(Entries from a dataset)
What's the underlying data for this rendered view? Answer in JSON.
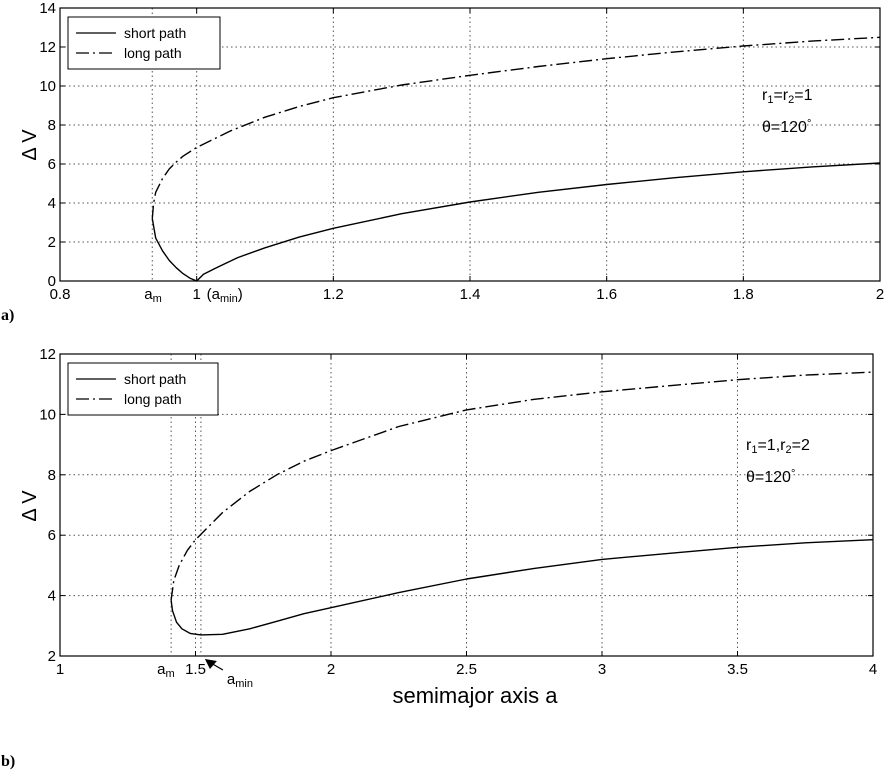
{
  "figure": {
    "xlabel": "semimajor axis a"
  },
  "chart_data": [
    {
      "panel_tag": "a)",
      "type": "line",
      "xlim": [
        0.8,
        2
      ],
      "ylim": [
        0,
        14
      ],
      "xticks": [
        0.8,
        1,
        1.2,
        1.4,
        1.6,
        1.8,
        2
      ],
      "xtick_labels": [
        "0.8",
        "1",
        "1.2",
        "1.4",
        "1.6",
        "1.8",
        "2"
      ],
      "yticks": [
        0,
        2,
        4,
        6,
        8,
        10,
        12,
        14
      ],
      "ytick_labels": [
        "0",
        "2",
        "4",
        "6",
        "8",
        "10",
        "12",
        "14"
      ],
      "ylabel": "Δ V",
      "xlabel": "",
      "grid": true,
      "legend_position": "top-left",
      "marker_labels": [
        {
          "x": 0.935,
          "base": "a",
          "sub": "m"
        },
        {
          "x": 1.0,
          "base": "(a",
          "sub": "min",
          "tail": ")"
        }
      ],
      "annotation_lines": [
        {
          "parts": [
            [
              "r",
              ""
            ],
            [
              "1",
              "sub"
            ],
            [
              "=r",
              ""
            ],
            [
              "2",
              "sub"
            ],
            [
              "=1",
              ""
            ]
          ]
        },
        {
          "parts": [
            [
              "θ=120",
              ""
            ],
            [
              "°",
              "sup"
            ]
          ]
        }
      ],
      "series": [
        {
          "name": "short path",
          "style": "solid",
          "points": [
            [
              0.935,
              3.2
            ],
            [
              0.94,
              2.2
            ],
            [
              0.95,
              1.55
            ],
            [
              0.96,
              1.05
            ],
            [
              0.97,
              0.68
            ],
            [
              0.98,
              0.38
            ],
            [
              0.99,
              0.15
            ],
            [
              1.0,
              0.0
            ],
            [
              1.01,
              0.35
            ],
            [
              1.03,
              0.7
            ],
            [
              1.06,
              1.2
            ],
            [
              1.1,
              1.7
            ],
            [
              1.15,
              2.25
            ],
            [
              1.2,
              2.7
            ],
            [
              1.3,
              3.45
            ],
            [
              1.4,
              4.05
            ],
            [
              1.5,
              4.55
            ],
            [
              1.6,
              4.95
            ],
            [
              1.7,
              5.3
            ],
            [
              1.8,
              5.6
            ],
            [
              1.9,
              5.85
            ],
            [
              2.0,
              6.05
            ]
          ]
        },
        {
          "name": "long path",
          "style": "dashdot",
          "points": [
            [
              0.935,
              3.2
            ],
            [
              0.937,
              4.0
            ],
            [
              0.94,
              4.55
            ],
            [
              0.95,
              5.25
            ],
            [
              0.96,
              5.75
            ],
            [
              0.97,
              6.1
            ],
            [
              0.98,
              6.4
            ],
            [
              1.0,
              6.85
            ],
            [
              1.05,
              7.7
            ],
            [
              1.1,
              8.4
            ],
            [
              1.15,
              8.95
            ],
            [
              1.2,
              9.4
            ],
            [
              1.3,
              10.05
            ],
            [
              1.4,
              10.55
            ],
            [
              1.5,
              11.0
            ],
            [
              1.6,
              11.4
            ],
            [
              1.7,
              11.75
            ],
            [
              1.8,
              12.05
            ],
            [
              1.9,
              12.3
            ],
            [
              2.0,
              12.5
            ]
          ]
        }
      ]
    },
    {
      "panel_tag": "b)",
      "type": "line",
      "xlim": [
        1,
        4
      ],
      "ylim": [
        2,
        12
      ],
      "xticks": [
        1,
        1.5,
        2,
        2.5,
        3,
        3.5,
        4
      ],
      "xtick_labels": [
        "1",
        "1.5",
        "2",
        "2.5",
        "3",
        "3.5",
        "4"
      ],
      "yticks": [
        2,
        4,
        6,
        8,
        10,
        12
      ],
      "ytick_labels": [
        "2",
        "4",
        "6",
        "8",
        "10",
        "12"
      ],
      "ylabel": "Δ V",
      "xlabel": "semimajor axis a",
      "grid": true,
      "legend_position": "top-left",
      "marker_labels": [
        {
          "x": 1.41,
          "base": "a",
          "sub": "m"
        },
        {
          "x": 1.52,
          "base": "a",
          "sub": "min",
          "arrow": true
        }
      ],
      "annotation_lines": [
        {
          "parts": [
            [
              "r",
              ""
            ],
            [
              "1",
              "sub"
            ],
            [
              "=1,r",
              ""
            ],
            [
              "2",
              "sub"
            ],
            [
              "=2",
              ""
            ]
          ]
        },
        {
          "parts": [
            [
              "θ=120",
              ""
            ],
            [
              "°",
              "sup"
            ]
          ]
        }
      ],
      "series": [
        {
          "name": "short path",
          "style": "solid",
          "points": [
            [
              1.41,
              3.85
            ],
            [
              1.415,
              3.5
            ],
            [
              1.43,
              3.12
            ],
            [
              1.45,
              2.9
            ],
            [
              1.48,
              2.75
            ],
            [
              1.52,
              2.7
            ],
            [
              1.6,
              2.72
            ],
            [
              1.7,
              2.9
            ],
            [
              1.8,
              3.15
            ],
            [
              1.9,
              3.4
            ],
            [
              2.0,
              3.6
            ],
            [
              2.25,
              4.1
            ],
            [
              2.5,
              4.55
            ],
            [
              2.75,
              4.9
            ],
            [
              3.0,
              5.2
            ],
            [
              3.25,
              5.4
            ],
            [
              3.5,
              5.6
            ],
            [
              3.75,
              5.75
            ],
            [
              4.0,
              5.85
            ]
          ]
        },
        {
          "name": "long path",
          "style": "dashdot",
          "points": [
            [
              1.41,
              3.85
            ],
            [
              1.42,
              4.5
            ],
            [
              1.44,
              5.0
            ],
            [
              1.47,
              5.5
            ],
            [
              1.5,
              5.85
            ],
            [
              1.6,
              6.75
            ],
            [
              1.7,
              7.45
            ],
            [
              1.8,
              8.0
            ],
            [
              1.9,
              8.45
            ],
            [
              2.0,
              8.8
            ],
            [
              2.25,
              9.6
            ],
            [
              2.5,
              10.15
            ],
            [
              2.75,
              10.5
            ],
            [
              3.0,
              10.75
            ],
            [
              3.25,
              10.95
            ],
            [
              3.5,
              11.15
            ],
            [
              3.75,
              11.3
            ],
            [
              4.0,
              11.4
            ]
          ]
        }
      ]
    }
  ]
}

PROBLEM TO SOLVE: Transcribe the full listing above exactly as it stands, minus the pictures.

COMPLETE OUTPUT:
What's the underlying data for this rendered view? Answer in JSON.
{
  "figure": {
    "xlabel": "semimajor axis a"
  },
  "chart_data": [
    {
      "panel_tag": "a)",
      "type": "line",
      "xlim": [
        0.8,
        2
      ],
      "ylim": [
        0,
        14
      ],
      "xticks": [
        0.8,
        1,
        1.2,
        1.4,
        1.6,
        1.8,
        2
      ],
      "xtick_labels": [
        "0.8",
        "1",
        "1.2",
        "1.4",
        "1.6",
        "1.8",
        "2"
      ],
      "yticks": [
        0,
        2,
        4,
        6,
        8,
        10,
        12,
        14
      ],
      "ytick_labels": [
        "0",
        "2",
        "4",
        "6",
        "8",
        "10",
        "12",
        "14"
      ],
      "ylabel": "Δ V",
      "xlabel": "",
      "grid": true,
      "legend_position": "top-left",
      "marker_labels": [
        {
          "x": 0.935,
          "base": "a",
          "sub": "m"
        },
        {
          "x": 1.0,
          "base": "(a",
          "sub": "min",
          "tail": ")"
        }
      ],
      "annotation_lines": [
        {
          "parts": [
            [
              "r",
              ""
            ],
            [
              "1",
              "sub"
            ],
            [
              "=r",
              ""
            ],
            [
              "2",
              "sub"
            ],
            [
              "=1",
              ""
            ]
          ]
        },
        {
          "parts": [
            [
              "θ=120",
              ""
            ],
            [
              "°",
              "sup"
            ]
          ]
        }
      ],
      "series": [
        {
          "name": "short path",
          "style": "solid",
          "points": [
            [
              0.935,
              3.2
            ],
            [
              0.94,
              2.2
            ],
            [
              0.95,
              1.55
            ],
            [
              0.96,
              1.05
            ],
            [
              0.97,
              0.68
            ],
            [
              0.98,
              0.38
            ],
            [
              0.99,
              0.15
            ],
            [
              1.0,
              0.0
            ],
            [
              1.01,
              0.35
            ],
            [
              1.03,
              0.7
            ],
            [
              1.06,
              1.2
            ],
            [
              1.1,
              1.7
            ],
            [
              1.15,
              2.25
            ],
            [
              1.2,
              2.7
            ],
            [
              1.3,
              3.45
            ],
            [
              1.4,
              4.05
            ],
            [
              1.5,
              4.55
            ],
            [
              1.6,
              4.95
            ],
            [
              1.7,
              5.3
            ],
            [
              1.8,
              5.6
            ],
            [
              1.9,
              5.85
            ],
            [
              2.0,
              6.05
            ]
          ]
        },
        {
          "name": "long path",
          "style": "dashdot",
          "points": [
            [
              0.935,
              3.2
            ],
            [
              0.937,
              4.0
            ],
            [
              0.94,
              4.55
            ],
            [
              0.95,
              5.25
            ],
            [
              0.96,
              5.75
            ],
            [
              0.97,
              6.1
            ],
            [
              0.98,
              6.4
            ],
            [
              1.0,
              6.85
            ],
            [
              1.05,
              7.7
            ],
            [
              1.1,
              8.4
            ],
            [
              1.15,
              8.95
            ],
            [
              1.2,
              9.4
            ],
            [
              1.3,
              10.05
            ],
            [
              1.4,
              10.55
            ],
            [
              1.5,
              11.0
            ],
            [
              1.6,
              11.4
            ],
            [
              1.7,
              11.75
            ],
            [
              1.8,
              12.05
            ],
            [
              1.9,
              12.3
            ],
            [
              2.0,
              12.5
            ]
          ]
        }
      ]
    },
    {
      "panel_tag": "b)",
      "type": "line",
      "xlim": [
        1,
        4
      ],
      "ylim": [
        2,
        12
      ],
      "xticks": [
        1,
        1.5,
        2,
        2.5,
        3,
        3.5,
        4
      ],
      "xtick_labels": [
        "1",
        "1.5",
        "2",
        "2.5",
        "3",
        "3.5",
        "4"
      ],
      "yticks": [
        2,
        4,
        6,
        8,
        10,
        12
      ],
      "ytick_labels": [
        "2",
        "4",
        "6",
        "8",
        "10",
        "12"
      ],
      "ylabel": "Δ V",
      "xlabel": "semimajor axis a",
      "grid": true,
      "legend_position": "top-left",
      "marker_labels": [
        {
          "x": 1.41,
          "base": "a",
          "sub": "m"
        },
        {
          "x": 1.52,
          "base": "a",
          "sub": "min",
          "arrow": true
        }
      ],
      "annotation_lines": [
        {
          "parts": [
            [
              "r",
              ""
            ],
            [
              "1",
              "sub"
            ],
            [
              "=1,r",
              ""
            ],
            [
              "2",
              "sub"
            ],
            [
              "=2",
              ""
            ]
          ]
        },
        {
          "parts": [
            [
              "θ=120",
              ""
            ],
            [
              "°",
              "sup"
            ]
          ]
        }
      ],
      "series": [
        {
          "name": "short path",
          "style": "solid",
          "points": [
            [
              1.41,
              3.85
            ],
            [
              1.415,
              3.5
            ],
            [
              1.43,
              3.12
            ],
            [
              1.45,
              2.9
            ],
            [
              1.48,
              2.75
            ],
            [
              1.52,
              2.7
            ],
            [
              1.6,
              2.72
            ],
            [
              1.7,
              2.9
            ],
            [
              1.8,
              3.15
            ],
            [
              1.9,
              3.4
            ],
            [
              2.0,
              3.6
            ],
            [
              2.25,
              4.1
            ],
            [
              2.5,
              4.55
            ],
            [
              2.75,
              4.9
            ],
            [
              3.0,
              5.2
            ],
            [
              3.25,
              5.4
            ],
            [
              3.5,
              5.6
            ],
            [
              3.75,
              5.75
            ],
            [
              4.0,
              5.85
            ]
          ]
        },
        {
          "name": "long path",
          "style": "dashdot",
          "points": [
            [
              1.41,
              3.85
            ],
            [
              1.42,
              4.5
            ],
            [
              1.44,
              5.0
            ],
            [
              1.47,
              5.5
            ],
            [
              1.5,
              5.85
            ],
            [
              1.6,
              6.75
            ],
            [
              1.7,
              7.45
            ],
            [
              1.8,
              8.0
            ],
            [
              1.9,
              8.45
            ],
            [
              2.0,
              8.8
            ],
            [
              2.25,
              9.6
            ],
            [
              2.5,
              10.15
            ],
            [
              2.75,
              10.5
            ],
            [
              3.0,
              10.75
            ],
            [
              3.25,
              10.95
            ],
            [
              3.5,
              11.15
            ],
            [
              3.75,
              11.3
            ],
            [
              4.0,
              11.4
            ]
          ]
        }
      ]
    }
  ]
}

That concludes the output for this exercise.